Yapılacak işler:
1: Gazze açıklaması haberinde adı geçen ülke, bölge ve şehir adlarını ilk geçtikleri sırayla yazın.
2: Gazze açıklaması haberinin "İsrail’in Gazze’de Filistin" sözleriyle başlayıp "aciz günlerinden geçiyor." sözleri de dahil olmak üzere devam eden kısmını hiç değiştirmeden yeniden yazın.
3: Gazze açıklaması haberini kaldığı yerden sürdürün.

Okunacak metin:
○ ○ ○ ○ ○ ○ ○

İsrail’in Gazze’de Filistin halkına yönelik saldırıları her gün artarak devam ediyor. Binlerce masum insan ve çocuğun hayatını kaybettiği bu soykırıma Şanlıurfalılardan tepkiler sürüyor.
Daha önce İsrail’e karşı Şanlıurfa’da birçok eylem gerçekleştiren Kitap Vakfı, dün ikindi namazı çıkışı Dergah Camii önünde basın açıklaması yaptı.
Basın açıklamasını Kitap Vakfı adına Kitap Vakfı Başkanı Av. Mustafa Fuad Balıkçı okudu. Balıkçı’nın okudu basın açıklamasında öne çıkanlar şu şekilde:
BALIKÇI: KATLİAMIN 20. AYINDAYIZ VE DURUM ÇOK DAHA AĞIR
“İnsanlık âlemi, fütursuzca işlenen bu soykırım karşısında, tarihinin en karanlık ve en aciz günlerinden geçiyor.

○ ○ ○ ○ ○ ○ ○

Gösterilen satırlar:
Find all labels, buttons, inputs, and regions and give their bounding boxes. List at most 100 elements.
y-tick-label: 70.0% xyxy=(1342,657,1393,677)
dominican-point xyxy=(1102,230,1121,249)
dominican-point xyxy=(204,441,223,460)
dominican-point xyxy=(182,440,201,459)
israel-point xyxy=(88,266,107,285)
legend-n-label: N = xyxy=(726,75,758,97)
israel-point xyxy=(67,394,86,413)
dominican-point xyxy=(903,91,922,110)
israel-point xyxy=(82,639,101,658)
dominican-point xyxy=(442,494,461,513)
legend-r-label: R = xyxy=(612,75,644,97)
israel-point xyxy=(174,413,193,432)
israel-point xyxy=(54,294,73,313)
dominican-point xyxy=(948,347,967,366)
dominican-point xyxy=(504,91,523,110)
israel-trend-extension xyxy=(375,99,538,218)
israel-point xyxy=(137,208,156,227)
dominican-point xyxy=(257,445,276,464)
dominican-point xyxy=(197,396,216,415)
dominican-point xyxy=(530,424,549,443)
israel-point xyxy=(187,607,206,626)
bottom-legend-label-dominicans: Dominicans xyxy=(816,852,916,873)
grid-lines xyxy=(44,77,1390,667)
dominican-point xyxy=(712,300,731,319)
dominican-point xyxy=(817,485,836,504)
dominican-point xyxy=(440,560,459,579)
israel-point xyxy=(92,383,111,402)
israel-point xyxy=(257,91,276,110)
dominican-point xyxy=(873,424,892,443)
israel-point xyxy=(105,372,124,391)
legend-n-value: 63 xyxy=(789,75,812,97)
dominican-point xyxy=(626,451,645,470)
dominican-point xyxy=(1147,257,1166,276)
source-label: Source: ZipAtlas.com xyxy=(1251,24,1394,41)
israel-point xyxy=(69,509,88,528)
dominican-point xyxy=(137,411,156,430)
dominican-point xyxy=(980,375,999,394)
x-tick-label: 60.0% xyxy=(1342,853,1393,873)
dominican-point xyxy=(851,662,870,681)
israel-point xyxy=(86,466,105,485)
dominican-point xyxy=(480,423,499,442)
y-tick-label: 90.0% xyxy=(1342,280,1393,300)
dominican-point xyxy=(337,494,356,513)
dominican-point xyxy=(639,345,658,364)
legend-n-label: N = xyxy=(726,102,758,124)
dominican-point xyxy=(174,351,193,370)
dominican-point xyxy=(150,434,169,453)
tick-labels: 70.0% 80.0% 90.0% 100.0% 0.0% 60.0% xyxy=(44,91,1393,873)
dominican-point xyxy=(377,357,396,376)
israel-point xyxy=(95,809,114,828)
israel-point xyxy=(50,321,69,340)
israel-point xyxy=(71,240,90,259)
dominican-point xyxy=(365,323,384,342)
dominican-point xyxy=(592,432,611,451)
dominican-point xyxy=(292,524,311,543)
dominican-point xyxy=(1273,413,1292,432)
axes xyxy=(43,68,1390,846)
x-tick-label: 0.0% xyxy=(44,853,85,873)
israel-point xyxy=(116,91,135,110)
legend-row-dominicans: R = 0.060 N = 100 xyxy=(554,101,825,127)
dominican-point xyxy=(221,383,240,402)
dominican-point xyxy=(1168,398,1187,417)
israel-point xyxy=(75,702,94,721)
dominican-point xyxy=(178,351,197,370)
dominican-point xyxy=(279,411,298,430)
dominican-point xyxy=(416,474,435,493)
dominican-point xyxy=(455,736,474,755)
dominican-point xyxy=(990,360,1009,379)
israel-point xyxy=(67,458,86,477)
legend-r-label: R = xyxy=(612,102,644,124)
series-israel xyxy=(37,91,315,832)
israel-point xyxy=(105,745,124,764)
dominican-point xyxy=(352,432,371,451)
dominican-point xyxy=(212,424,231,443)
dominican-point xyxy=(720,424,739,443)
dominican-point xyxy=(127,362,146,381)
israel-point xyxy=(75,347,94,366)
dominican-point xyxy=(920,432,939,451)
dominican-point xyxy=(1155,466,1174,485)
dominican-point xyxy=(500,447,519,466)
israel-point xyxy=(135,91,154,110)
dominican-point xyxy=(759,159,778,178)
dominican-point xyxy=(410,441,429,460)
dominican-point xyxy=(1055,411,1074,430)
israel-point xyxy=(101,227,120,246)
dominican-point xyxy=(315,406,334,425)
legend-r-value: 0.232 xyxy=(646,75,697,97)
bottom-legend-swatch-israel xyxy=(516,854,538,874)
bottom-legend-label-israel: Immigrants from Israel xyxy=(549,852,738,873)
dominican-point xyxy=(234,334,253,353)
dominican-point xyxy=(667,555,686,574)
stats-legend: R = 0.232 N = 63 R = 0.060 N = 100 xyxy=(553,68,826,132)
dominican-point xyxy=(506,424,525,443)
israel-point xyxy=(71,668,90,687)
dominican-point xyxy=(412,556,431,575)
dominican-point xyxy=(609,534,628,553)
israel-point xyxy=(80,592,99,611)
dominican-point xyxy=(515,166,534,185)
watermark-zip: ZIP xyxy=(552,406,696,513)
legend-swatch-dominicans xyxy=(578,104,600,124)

○ ○ ○ ○ ○ ○ ○

Görevlerin yanıtları:
1: İsrail, Gazze, Filistin, Şanlıurfa

2:
İsrail’in Gazze’de Filistin halkına yönelik saldırıları her gün artarak devam ediyor. Binlerce masum insan ve çocuğun hayatını kaybettiği bu soykırıma Şanlıurfalılardan tepkiler sürüyor.
Daha önce İsrail’e karşı Şanlıurfa’da birçok eylem gerçekleştiren Kitap Vakfı, dün ikindi namazı çıkışı Dergah Camii önünde basın açıklaması yaptı.
Basın açıklamasını Kitap Vakfı adına Kitap Vakfı Başkanı Av. Mustafa Fuad Balıkçı okudu. Balıkçı’nın okudu basın açıklamasında öne çıkanlar şu şekilde:
BALIKÇI: KATLİAMIN 20. AYINDAYIZ VE DURUM ÇOK DAHA AĞIR
“İnsanlık âlemi, fütursuzca işlenen bu soykırım karşısında, tarihinin en karanlık ve en aciz günlerinden geçiyor.

3:
Gerçekten vahim bir durumla karşı karşıyayız. Gazze’deki katliama dikkat çekmek için 25 Şubat 2024 tarihinde, daha katliamın 5. ayında kendini yakarak hayatına son veren rahmetli Aaron Bushnell “Aşırı bir protesto eylemine girişmek üzereyim, ancak Filistin’de insanların sömürgecilerin ellerinde yaşadıklarına kıyasla, bu hiç de aşırı değil!” demişti. Bugün katliamın 20. ayındayız ve durum o güne göre çok daha ağır. Durumun vahametini anlamak için son bir haftadaki birkaç gelişmeyi hatırlamak bile yeterli.”
“14 BİN BEBEK AÇLIKTAN ÖLECEK”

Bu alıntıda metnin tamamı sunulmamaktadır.